Source text »
* * *
3. What are you grateful for?

I’m grateful for the love of my parents that they had for me over my life.

I’m grateful for family and friends that support me through the loss of my mom.

I’m grateful for the home that my partner and I have made with each other.

I’m grateful for therapy and the lessons that I am learning there.

I’m grateful for having a good group of coworkers that I work with.

I’m grateful for being able to refill my cup outdoors.

I’m grateful for estate sales (inside joke).

4. What surprising change(s) took place in the last year?

#1 — Losing my mom. That rocked my world but it also spurred real actionable change within me.

Yes, she was sick and weak and was battling a lot of different health issues. It does not make it any less of a shock/surprise.

The growth I’ve experienced and the bravery to start therapy. There is still such a huge stigma around therapy and especially grief, but I view it as helping to create your own super power.

5. What goals have you achieved in the last 12 months? Have you made progress on your Bucket List?

I have not been actively tracking towards goals. I did get a new job title at work that I worked hard for. I also have been exploring alternative careers outside of the current role I have. I’m grateful I have a job and that it allows me to grow and search for what I truly want to spend my life doing.

As for my bucket list, I have not achieved much. I have developed a renewed excitement for bucket lists though!

6. What goals were you unsuccessful in reaching this year?

I did not follow through with losing weight. It came down to not staying consistent working out and running. It seems like health was the biggest factor.

7. Where have you stepped out of your comfort zone in the last year?

Biggest thing was starting grief counseling. The stigma and shame I had in my head about therapy held me back from getting the help I needed.
* * *
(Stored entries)

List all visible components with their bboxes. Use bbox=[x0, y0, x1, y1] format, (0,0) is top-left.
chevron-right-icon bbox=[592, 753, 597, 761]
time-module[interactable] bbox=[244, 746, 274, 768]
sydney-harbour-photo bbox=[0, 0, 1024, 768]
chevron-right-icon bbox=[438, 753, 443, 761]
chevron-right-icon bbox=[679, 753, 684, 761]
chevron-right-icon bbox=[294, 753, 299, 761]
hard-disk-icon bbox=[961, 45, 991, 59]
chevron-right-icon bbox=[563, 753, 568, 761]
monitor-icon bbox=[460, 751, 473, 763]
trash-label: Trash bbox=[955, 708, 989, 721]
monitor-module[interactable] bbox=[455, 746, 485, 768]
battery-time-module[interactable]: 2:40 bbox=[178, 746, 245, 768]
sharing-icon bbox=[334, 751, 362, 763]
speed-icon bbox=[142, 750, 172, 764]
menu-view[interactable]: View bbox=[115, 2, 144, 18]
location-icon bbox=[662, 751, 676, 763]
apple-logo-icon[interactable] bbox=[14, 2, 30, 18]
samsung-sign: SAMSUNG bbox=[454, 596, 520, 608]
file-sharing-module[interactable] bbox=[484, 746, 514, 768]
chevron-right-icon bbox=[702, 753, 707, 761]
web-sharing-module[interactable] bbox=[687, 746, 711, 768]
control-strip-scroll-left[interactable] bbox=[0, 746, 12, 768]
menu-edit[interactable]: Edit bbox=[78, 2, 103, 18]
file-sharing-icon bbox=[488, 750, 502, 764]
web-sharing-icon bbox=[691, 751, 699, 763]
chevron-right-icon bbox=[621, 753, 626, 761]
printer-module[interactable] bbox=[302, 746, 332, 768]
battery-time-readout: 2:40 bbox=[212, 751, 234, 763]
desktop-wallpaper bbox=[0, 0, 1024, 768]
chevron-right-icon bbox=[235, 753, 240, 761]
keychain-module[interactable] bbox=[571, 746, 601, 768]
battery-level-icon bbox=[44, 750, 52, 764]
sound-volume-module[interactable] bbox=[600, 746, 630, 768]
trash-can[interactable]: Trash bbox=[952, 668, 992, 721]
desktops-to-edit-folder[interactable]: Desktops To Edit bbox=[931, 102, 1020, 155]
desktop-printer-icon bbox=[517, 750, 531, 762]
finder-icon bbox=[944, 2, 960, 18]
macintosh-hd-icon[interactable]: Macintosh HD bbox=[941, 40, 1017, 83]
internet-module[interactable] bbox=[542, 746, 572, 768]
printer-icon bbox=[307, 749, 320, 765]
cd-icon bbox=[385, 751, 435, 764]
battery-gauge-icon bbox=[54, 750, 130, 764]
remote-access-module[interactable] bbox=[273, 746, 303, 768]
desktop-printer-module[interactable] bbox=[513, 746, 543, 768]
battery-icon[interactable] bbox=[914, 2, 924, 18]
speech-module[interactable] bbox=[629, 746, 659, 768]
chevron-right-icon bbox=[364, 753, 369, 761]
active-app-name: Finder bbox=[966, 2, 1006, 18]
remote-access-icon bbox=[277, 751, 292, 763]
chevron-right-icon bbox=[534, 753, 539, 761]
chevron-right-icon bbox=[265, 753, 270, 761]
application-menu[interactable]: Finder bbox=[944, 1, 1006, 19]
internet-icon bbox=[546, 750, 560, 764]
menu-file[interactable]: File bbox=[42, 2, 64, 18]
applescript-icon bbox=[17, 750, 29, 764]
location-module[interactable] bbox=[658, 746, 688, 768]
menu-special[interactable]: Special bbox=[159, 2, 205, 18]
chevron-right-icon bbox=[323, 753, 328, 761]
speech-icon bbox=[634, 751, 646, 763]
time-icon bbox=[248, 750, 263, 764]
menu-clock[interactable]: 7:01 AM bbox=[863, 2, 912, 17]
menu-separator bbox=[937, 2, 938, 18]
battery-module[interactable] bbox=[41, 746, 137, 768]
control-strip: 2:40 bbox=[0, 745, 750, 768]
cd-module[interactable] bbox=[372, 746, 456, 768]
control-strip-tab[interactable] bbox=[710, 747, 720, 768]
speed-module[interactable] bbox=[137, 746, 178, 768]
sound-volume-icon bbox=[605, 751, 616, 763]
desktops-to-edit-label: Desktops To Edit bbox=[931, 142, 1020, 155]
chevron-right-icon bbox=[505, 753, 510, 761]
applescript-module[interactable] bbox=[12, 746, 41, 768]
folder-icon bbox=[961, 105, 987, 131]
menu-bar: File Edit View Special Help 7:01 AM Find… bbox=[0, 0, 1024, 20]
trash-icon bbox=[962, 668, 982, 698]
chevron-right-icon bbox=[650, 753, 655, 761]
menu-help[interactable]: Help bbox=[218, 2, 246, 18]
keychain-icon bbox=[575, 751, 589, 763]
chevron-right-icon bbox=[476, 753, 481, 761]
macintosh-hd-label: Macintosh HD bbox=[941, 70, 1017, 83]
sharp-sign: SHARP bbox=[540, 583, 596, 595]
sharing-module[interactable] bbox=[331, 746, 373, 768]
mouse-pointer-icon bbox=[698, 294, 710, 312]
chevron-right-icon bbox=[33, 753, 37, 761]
* * *
Your instructions »
Could you restate the year-end reflection from "I’m grateful for the love" to "I work with.", replacing "therapy" with "counseling"? This material has no connection to the year-end reflection.

Result »
I’m grateful for the love of my parents that they had for me over my life.

I’m grateful for family and friends that support me through the loss of my mom.

I’m grateful for the home that my partner and I have made with each other.

I’m grateful for counseling and the lessons that I am learning there.

I’m grateful for having a good group of coworkers that I work with.